Required task: Filter for the word "watermark" and keep each matching line.

╭─ Items

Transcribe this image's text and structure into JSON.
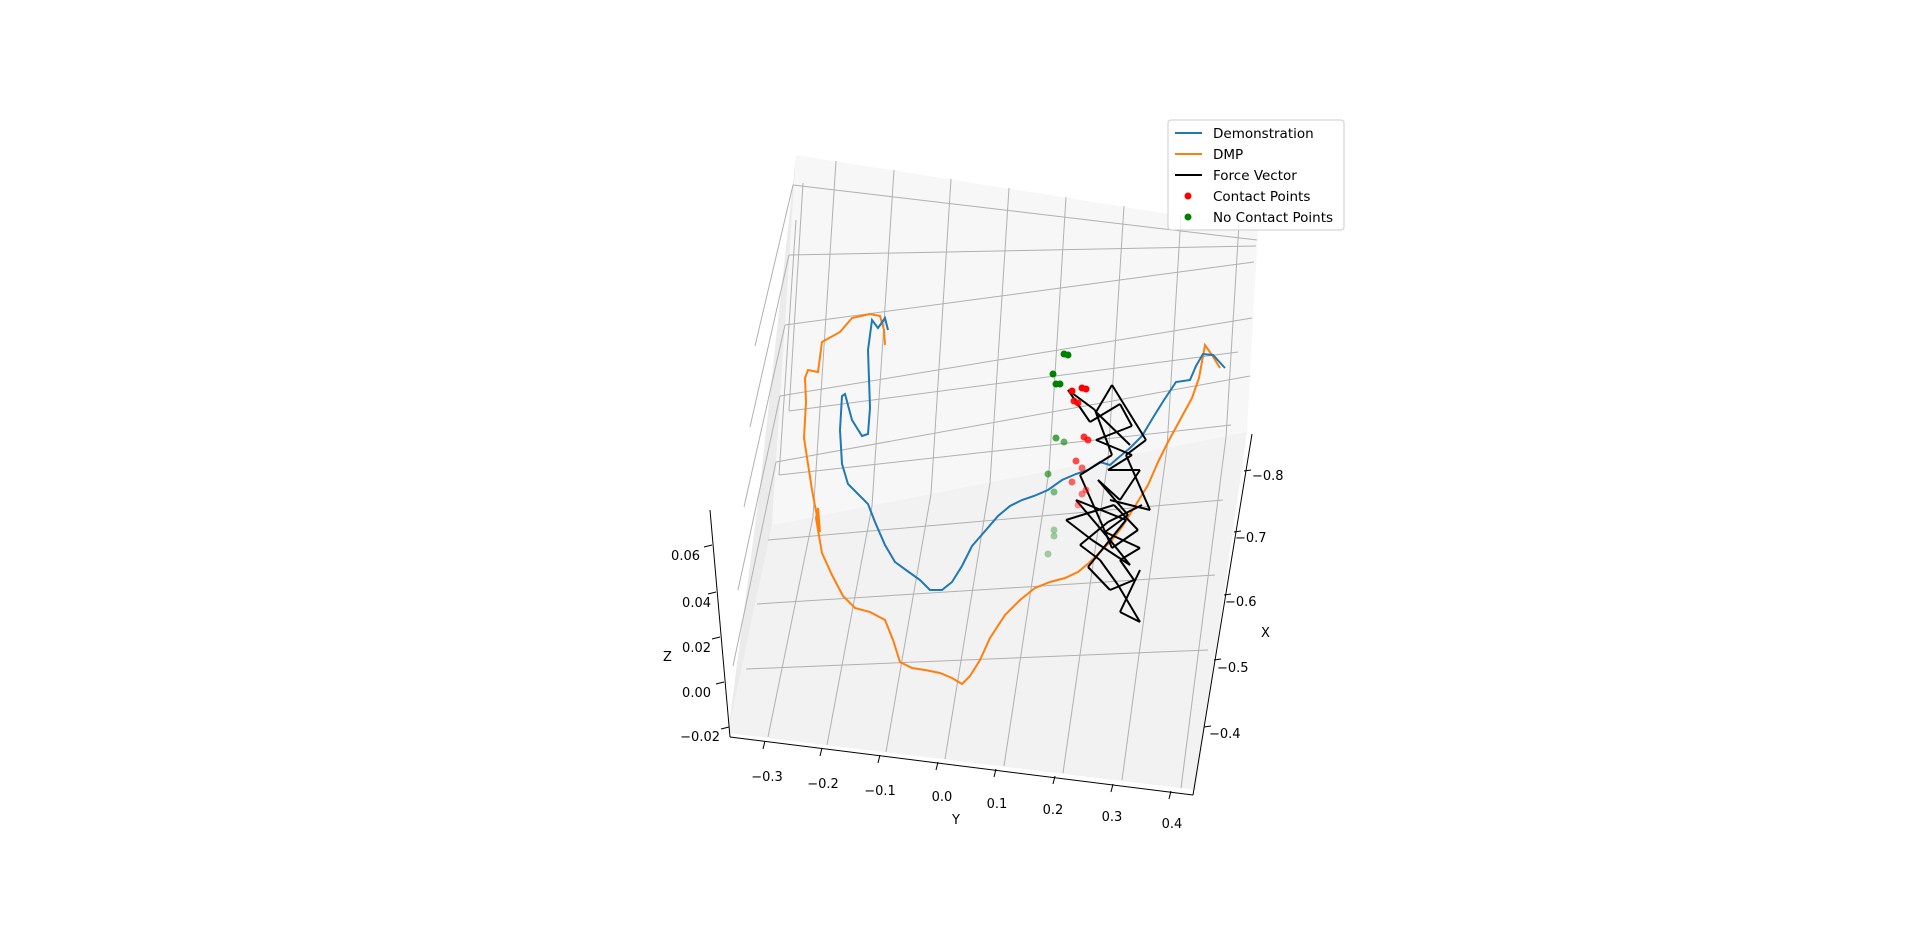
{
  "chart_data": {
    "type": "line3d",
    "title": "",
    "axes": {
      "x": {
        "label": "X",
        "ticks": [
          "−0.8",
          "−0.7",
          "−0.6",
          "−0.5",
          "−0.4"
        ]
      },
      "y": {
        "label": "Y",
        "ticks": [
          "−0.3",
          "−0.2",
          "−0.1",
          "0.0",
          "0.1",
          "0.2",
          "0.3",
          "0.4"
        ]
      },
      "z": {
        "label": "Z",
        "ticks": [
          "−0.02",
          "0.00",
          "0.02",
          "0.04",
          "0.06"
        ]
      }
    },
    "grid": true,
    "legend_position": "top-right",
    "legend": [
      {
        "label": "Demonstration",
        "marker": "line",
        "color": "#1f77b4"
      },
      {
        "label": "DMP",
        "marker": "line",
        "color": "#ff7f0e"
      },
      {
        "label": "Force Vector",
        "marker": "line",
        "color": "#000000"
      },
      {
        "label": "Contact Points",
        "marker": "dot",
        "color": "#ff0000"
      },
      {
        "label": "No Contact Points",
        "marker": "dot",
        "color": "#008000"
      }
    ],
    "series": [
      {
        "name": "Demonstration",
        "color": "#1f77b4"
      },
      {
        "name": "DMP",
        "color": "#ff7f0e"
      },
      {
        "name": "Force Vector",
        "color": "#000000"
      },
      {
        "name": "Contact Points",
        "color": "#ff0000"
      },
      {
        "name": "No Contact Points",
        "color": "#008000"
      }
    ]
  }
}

╰─
╭─ Items

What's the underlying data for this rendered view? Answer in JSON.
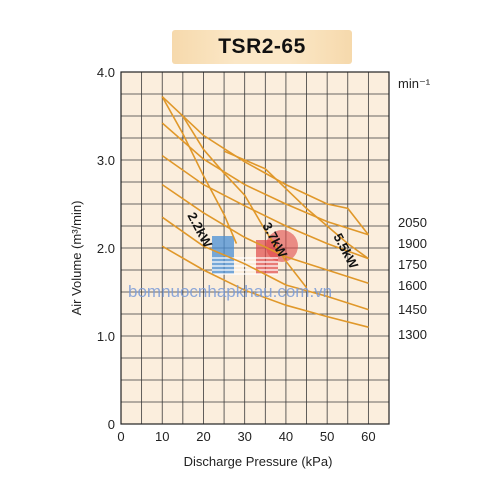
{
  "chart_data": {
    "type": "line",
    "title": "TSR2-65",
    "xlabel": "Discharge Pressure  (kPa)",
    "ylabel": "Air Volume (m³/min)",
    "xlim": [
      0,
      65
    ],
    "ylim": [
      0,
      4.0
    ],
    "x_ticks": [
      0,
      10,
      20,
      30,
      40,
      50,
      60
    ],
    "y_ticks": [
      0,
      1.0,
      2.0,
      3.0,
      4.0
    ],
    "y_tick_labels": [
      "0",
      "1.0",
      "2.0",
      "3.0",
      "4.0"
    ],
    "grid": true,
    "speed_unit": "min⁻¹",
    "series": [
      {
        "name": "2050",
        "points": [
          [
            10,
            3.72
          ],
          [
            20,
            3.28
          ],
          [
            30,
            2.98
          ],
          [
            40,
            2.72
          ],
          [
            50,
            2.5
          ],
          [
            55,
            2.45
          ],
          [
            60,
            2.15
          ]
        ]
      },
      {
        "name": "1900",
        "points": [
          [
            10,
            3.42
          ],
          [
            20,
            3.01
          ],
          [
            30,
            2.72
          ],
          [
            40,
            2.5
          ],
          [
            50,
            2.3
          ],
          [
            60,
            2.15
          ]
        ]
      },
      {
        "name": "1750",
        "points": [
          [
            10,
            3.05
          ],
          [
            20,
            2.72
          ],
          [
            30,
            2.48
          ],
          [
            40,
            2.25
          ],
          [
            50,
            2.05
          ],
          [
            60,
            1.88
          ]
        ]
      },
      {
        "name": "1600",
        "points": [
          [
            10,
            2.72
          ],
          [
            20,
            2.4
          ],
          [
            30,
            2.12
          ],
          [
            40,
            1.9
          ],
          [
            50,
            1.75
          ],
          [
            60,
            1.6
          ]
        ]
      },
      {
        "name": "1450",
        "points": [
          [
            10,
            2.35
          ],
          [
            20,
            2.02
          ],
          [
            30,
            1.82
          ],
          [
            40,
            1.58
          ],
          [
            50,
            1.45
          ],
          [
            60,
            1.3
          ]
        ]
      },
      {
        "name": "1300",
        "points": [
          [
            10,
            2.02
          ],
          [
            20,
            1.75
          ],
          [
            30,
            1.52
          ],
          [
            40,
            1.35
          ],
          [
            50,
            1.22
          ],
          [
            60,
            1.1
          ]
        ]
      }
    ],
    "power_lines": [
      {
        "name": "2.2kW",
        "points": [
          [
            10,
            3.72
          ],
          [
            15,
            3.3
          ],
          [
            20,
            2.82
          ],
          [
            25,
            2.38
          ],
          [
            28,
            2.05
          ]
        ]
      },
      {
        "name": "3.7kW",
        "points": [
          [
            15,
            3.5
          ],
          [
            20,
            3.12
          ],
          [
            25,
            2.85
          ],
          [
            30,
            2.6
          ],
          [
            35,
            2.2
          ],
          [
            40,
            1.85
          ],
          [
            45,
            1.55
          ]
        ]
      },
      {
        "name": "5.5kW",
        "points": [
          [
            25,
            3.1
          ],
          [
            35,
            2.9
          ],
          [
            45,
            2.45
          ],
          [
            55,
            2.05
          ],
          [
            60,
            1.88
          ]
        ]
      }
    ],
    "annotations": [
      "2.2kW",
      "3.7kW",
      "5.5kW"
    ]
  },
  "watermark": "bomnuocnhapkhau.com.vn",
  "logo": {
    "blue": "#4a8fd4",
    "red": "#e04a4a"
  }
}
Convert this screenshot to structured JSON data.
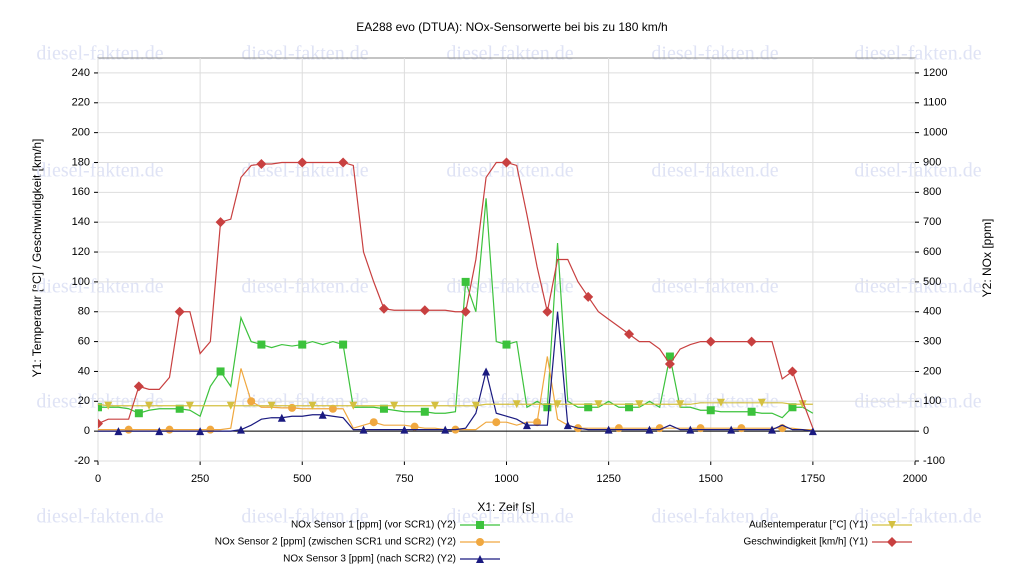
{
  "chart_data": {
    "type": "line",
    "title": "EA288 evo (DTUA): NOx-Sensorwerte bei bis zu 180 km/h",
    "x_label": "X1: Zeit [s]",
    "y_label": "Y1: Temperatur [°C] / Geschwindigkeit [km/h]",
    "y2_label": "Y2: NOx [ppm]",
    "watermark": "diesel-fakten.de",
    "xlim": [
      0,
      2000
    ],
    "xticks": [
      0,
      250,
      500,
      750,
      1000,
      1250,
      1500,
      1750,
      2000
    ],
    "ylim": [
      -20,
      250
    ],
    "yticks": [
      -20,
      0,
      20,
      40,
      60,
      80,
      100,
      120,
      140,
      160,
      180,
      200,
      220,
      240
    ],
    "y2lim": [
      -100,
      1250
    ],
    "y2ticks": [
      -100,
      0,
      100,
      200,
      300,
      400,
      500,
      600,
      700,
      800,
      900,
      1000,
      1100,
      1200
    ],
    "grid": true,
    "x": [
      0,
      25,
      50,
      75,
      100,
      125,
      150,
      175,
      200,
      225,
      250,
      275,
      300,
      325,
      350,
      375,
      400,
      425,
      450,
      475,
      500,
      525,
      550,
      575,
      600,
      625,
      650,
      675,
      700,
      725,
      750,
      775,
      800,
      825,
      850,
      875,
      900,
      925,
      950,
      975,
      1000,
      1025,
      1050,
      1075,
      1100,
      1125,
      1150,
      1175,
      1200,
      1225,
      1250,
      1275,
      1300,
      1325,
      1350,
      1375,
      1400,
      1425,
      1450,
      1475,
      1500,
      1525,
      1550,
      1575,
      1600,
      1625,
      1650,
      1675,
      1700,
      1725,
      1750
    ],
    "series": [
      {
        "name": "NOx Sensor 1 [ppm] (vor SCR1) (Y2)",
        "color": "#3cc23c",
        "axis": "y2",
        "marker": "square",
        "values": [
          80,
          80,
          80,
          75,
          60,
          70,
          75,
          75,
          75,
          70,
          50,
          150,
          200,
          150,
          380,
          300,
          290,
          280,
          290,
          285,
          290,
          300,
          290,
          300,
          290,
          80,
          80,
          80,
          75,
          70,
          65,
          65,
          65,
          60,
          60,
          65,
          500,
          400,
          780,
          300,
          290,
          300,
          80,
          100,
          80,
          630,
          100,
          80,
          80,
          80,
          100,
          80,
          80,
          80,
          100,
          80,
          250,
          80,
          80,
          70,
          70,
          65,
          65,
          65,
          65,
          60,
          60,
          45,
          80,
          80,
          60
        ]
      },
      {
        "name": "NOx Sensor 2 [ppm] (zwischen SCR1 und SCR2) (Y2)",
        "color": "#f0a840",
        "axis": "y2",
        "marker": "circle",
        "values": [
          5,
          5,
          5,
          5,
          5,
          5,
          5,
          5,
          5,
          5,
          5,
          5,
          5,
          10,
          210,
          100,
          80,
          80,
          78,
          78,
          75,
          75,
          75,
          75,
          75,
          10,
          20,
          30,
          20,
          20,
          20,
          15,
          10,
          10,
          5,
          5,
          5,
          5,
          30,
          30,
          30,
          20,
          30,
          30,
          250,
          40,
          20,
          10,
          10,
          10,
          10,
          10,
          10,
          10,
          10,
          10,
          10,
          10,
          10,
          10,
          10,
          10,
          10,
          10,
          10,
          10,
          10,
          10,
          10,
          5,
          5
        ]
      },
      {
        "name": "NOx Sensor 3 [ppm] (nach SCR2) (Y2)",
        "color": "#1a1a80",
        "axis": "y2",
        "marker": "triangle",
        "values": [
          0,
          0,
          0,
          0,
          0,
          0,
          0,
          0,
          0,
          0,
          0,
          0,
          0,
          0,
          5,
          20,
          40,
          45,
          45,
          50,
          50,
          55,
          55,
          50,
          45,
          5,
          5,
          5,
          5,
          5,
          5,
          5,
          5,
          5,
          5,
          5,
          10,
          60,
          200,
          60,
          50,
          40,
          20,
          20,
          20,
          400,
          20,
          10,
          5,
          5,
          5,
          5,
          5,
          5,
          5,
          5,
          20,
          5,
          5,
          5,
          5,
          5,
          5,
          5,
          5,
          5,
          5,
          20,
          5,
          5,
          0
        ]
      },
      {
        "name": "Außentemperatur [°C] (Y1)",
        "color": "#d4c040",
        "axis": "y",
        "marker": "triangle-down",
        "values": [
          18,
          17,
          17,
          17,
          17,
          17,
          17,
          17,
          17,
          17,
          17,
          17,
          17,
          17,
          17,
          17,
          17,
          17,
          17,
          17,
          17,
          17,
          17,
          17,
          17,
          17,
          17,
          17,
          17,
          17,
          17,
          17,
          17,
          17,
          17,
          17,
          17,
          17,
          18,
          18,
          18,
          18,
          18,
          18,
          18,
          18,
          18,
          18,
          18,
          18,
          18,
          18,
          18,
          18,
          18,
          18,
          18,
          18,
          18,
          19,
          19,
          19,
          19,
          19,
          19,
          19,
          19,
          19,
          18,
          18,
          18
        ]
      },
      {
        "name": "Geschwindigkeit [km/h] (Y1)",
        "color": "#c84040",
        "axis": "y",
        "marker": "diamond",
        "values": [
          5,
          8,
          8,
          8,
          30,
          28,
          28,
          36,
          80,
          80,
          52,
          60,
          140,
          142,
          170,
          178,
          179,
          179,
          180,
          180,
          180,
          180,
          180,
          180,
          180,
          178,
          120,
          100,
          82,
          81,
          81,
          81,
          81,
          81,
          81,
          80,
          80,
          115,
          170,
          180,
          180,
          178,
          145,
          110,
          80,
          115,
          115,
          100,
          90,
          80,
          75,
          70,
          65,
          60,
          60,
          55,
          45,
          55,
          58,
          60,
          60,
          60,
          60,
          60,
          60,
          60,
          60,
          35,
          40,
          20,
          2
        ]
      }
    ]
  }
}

╰─

Exercise output:
  "watermark": "bomnuocnhapkhau.com.vn",
    "watermark": "diesel-fakten.de",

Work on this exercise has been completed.